#### [Brief]
Extract the full listing verbatim and drop any pictures from your copy.

#### [Extracted information]
----------------
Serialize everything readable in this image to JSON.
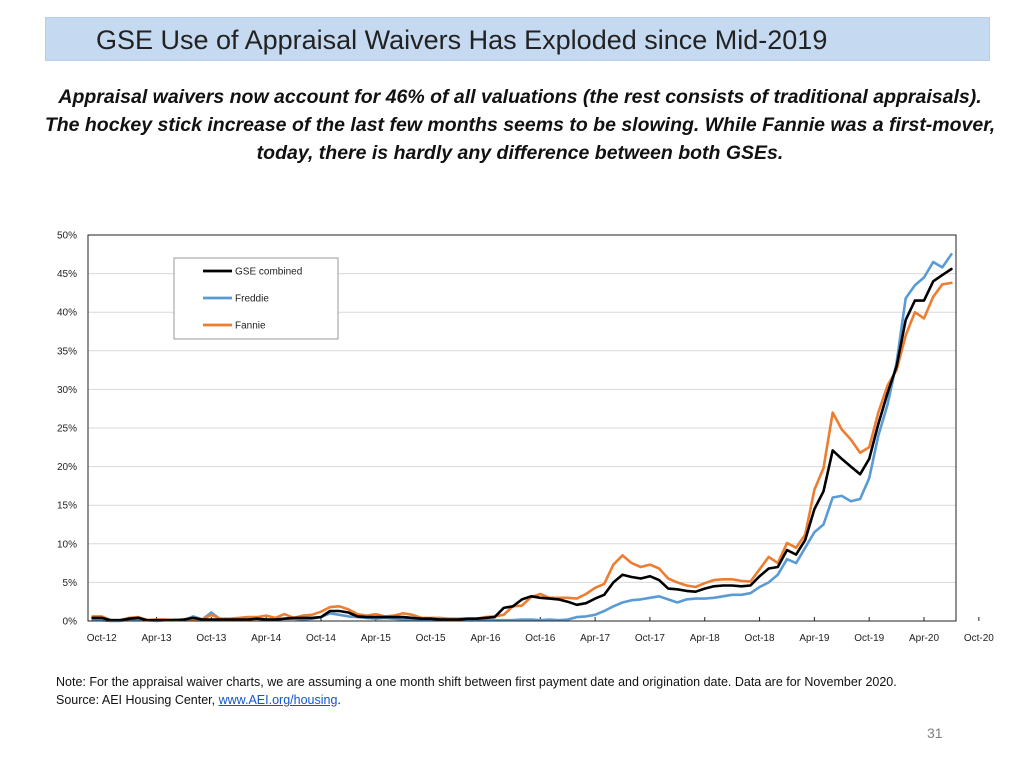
{
  "title": "GSE Use of Appraisal Waivers Has Exploded since Mid-2019",
  "subtitle": "Appraisal waivers now account for 46% of all valuations (the rest consists of traditional appraisals). The hockey stick increase of the last few months seems to be slowing. While Fannie was a first-mover, today, there is hardly any difference between both GSEs.",
  "note": {
    "line1": "Note: For the appraisal waiver charts, we are assuming a one month shift between first payment date and origination date. Data are for November 2020.",
    "source_prefix": "Source: AEI Housing Center, ",
    "source_link": "www.AEI.org/housing",
    "source_suffix": "."
  },
  "page_number": "31",
  "chart_data": {
    "type": "line",
    "x_start": "Sep-12",
    "x_end": "Nov-20",
    "x_ticks": [
      "Oct-12",
      "Apr-13",
      "Oct-13",
      "Apr-14",
      "Oct-14",
      "Apr-15",
      "Oct-15",
      "Apr-16",
      "Oct-16",
      "Apr-17",
      "Oct-17",
      "Apr-18",
      "Oct-18",
      "Apr-19",
      "Oct-19",
      "Apr-20",
      "Oct-20"
    ],
    "y_ticks": [
      "0%",
      "5%",
      "10%",
      "15%",
      "20%",
      "25%",
      "30%",
      "35%",
      "40%",
      "45%",
      "50%"
    ],
    "ylim": [
      0,
      50
    ],
    "grid": true,
    "legend_position": "top-left",
    "series": [
      {
        "name": "GSE combined",
        "color": "#000000",
        "values": [
          0.4,
          0.4,
          0.1,
          0.1,
          0.3,
          0.4,
          0.1,
          0.1,
          0.1,
          0.1,
          0.2,
          0.4,
          0.2,
          0.2,
          0.2,
          0.2,
          0.2,
          0.2,
          0.3,
          0.2,
          0.2,
          0.3,
          0.4,
          0.4,
          0.4,
          0.5,
          1.3,
          1.3,
          1.1,
          0.6,
          0.5,
          0.5,
          0.5,
          0.5,
          0.5,
          0.4,
          0.3,
          0.3,
          0.2,
          0.2,
          0.2,
          0.3,
          0.3,
          0.4,
          0.5,
          1.7,
          1.9,
          2.8,
          3.2,
          3.0,
          2.9,
          2.8,
          2.5,
          2.1,
          2.3,
          2.9,
          3.4,
          5.0,
          6.0,
          5.7,
          5.5,
          5.8,
          5.3,
          4.2,
          4.1,
          3.9,
          3.8,
          4.2,
          4.5,
          4.6,
          4.6,
          4.5,
          4.6,
          5.8,
          6.8,
          7.0,
          9.2,
          8.6,
          10.5,
          14.5,
          16.8,
          22.1,
          21.0,
          20.0,
          19.0,
          21.0,
          25.5,
          29.5,
          33.0,
          39.0,
          41.5,
          41.5,
          44.0,
          44.8,
          45.6
        ]
      },
      {
        "name": "Freddie",
        "color": "#5b9bd5",
        "values": [
          0.1,
          0.1,
          0.0,
          0.0,
          0.2,
          0.2,
          0.1,
          0.0,
          0.1,
          0.2,
          0.1,
          0.6,
          0.2,
          1.1,
          0.2,
          0.2,
          0.3,
          0.3,
          0.3,
          0.2,
          0.2,
          0.3,
          0.3,
          0.2,
          0.3,
          0.5,
          1.0,
          0.8,
          0.6,
          0.5,
          0.4,
          0.3,
          0.4,
          0.3,
          0.2,
          0.1,
          0.1,
          0.1,
          0.1,
          0.1,
          0.1,
          0.1,
          0.1,
          0.1,
          0.1,
          0.1,
          0.1,
          0.2,
          0.2,
          0.1,
          0.2,
          0.1,
          0.2,
          0.5,
          0.6,
          0.8,
          1.3,
          1.9,
          2.4,
          2.7,
          2.8,
          3.0,
          3.2,
          2.8,
          2.4,
          2.8,
          2.9,
          2.9,
          3.0,
          3.2,
          3.4,
          3.4,
          3.6,
          4.4,
          5.0,
          6.0,
          8.0,
          7.5,
          9.5,
          11.5,
          12.5,
          16.0,
          16.2,
          15.5,
          15.8,
          18.5,
          24.0,
          28.0,
          33.5,
          41.8,
          43.5,
          44.5,
          46.5,
          45.8,
          47.5
        ]
      },
      {
        "name": "Fannie",
        "color": "#ed7d31",
        "values": [
          0.6,
          0.6,
          0.1,
          0.1,
          0.4,
          0.5,
          0.1,
          0.2,
          0.2,
          0.1,
          0.2,
          0.2,
          0.2,
          0.8,
          0.3,
          0.3,
          0.4,
          0.5,
          0.5,
          0.7,
          0.4,
          0.9,
          0.4,
          0.7,
          0.8,
          1.2,
          1.8,
          1.9,
          1.5,
          0.9,
          0.7,
          0.9,
          0.6,
          0.7,
          1.0,
          0.8,
          0.4,
          0.4,
          0.4,
          0.3,
          0.3,
          0.3,
          0.3,
          0.5,
          0.6,
          0.8,
          1.9,
          2.0,
          3.1,
          3.5,
          3.0,
          3.0,
          3.0,
          2.9,
          3.5,
          4.3,
          4.8,
          7.3,
          8.5,
          7.5,
          7.0,
          7.3,
          6.8,
          5.5,
          5.0,
          4.6,
          4.4,
          4.9,
          5.3,
          5.4,
          5.4,
          5.2,
          5.1,
          6.7,
          8.3,
          7.5,
          10.1,
          9.5,
          11.2,
          17.0,
          19.8,
          27.0,
          24.8,
          23.5,
          21.8,
          22.5,
          27.0,
          30.5,
          32.5,
          37.0,
          40.0,
          39.2,
          42.0,
          43.6,
          43.8
        ]
      }
    ]
  }
}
----------------
#### [Result]
Serialize everything readable in this image to JSON.
{
  "title": "GSE Use of Appraisal Waivers Has Exploded since Mid-2019",
  "subtitle": "Appraisal waivers now account for 46% of all valuations (the rest consists of traditional appraisals). The hockey stick increase of the last few months seems to be slowing. While Fannie was a first-mover, today, there is hardly any difference between both GSEs.",
  "note": {
    "line1": "Note: For the appraisal waiver charts, we are assuming a one month shift between first payment date and origination date. Data are for November 2020.",
    "source_prefix": "Source: AEI Housing Center, ",
    "source_link": "www.AEI.org/housing",
    "source_suffix": "."
  },
  "page_number": "31",
  "chart_data": {
    "type": "line",
    "x_start": "Sep-12",
    "x_end": "Nov-20",
    "x_ticks": [
      "Oct-12",
      "Apr-13",
      "Oct-13",
      "Apr-14",
      "Oct-14",
      "Apr-15",
      "Oct-15",
      "Apr-16",
      "Oct-16",
      "Apr-17",
      "Oct-17",
      "Apr-18",
      "Oct-18",
      "Apr-19",
      "Oct-19",
      "Apr-20",
      "Oct-20"
    ],
    "y_ticks": [
      "0%",
      "5%",
      "10%",
      "15%",
      "20%",
      "25%",
      "30%",
      "35%",
      "40%",
      "45%",
      "50%"
    ],
    "ylim": [
      0,
      50
    ],
    "grid": true,
    "legend_position": "top-left",
    "series": [
      {
        "name": "GSE combined",
        "color": "#000000",
        "values": [
          0.4,
          0.4,
          0.1,
          0.1,
          0.3,
          0.4,
          0.1,
          0.1,
          0.1,
          0.1,
          0.2,
          0.4,
          0.2,
          0.2,
          0.2,
          0.2,
          0.2,
          0.2,
          0.3,
          0.2,
          0.2,
          0.3,
          0.4,
          0.4,
          0.4,
          0.5,
          1.3,
          1.3,
          1.1,
          0.6,
          0.5,
          0.5,
          0.5,
          0.5,
          0.5,
          0.4,
          0.3,
          0.3,
          0.2,
          0.2,
          0.2,
          0.3,
          0.3,
          0.4,
          0.5,
          1.7,
          1.9,
          2.8,
          3.2,
          3.0,
          2.9,
          2.8,
          2.5,
          2.1,
          2.3,
          2.9,
          3.4,
          5.0,
          6.0,
          5.7,
          5.5,
          5.8,
          5.3,
          4.2,
          4.1,
          3.9,
          3.8,
          4.2,
          4.5,
          4.6,
          4.6,
          4.5,
          4.6,
          5.8,
          6.8,
          7.0,
          9.2,
          8.6,
          10.5,
          14.5,
          16.8,
          22.1,
          21.0,
          20.0,
          19.0,
          21.0,
          25.5,
          29.5,
          33.0,
          39.0,
          41.5,
          41.5,
          44.0,
          44.8,
          45.6
        ]
      },
      {
        "name": "Freddie",
        "color": "#5b9bd5",
        "values": [
          0.1,
          0.1,
          0.0,
          0.0,
          0.2,
          0.2,
          0.1,
          0.0,
          0.1,
          0.2,
          0.1,
          0.6,
          0.2,
          1.1,
          0.2,
          0.2,
          0.3,
          0.3,
          0.3,
          0.2,
          0.2,
          0.3,
          0.3,
          0.2,
          0.3,
          0.5,
          1.0,
          0.8,
          0.6,
          0.5,
          0.4,
          0.3,
          0.4,
          0.3,
          0.2,
          0.1,
          0.1,
          0.1,
          0.1,
          0.1,
          0.1,
          0.1,
          0.1,
          0.1,
          0.1,
          0.1,
          0.1,
          0.2,
          0.2,
          0.1,
          0.2,
          0.1,
          0.2,
          0.5,
          0.6,
          0.8,
          1.3,
          1.9,
          2.4,
          2.7,
          2.8,
          3.0,
          3.2,
          2.8,
          2.4,
          2.8,
          2.9,
          2.9,
          3.0,
          3.2,
          3.4,
          3.4,
          3.6,
          4.4,
          5.0,
          6.0,
          8.0,
          7.5,
          9.5,
          11.5,
          12.5,
          16.0,
          16.2,
          15.5,
          15.8,
          18.5,
          24.0,
          28.0,
          33.5,
          41.8,
          43.5,
          44.5,
          46.5,
          45.8,
          47.5
        ]
      },
      {
        "name": "Fannie",
        "color": "#ed7d31",
        "values": [
          0.6,
          0.6,
          0.1,
          0.1,
          0.4,
          0.5,
          0.1,
          0.2,
          0.2,
          0.1,
          0.2,
          0.2,
          0.2,
          0.8,
          0.3,
          0.3,
          0.4,
          0.5,
          0.5,
          0.7,
          0.4,
          0.9,
          0.4,
          0.7,
          0.8,
          1.2,
          1.8,
          1.9,
          1.5,
          0.9,
          0.7,
          0.9,
          0.6,
          0.7,
          1.0,
          0.8,
          0.4,
          0.4,
          0.4,
          0.3,
          0.3,
          0.3,
          0.3,
          0.5,
          0.6,
          0.8,
          1.9,
          2.0,
          3.1,
          3.5,
          3.0,
          3.0,
          3.0,
          2.9,
          3.5,
          4.3,
          4.8,
          7.3,
          8.5,
          7.5,
          7.0,
          7.3,
          6.8,
          5.5,
          5.0,
          4.6,
          4.4,
          4.9,
          5.3,
          5.4,
          5.4,
          5.2,
          5.1,
          6.7,
          8.3,
          7.5,
          10.1,
          9.5,
          11.2,
          17.0,
          19.8,
          27.0,
          24.8,
          23.5,
          21.8,
          22.5,
          27.0,
          30.5,
          32.5,
          37.0,
          40.0,
          39.2,
          42.0,
          43.6,
          43.8
        ]
      }
    ]
  }
}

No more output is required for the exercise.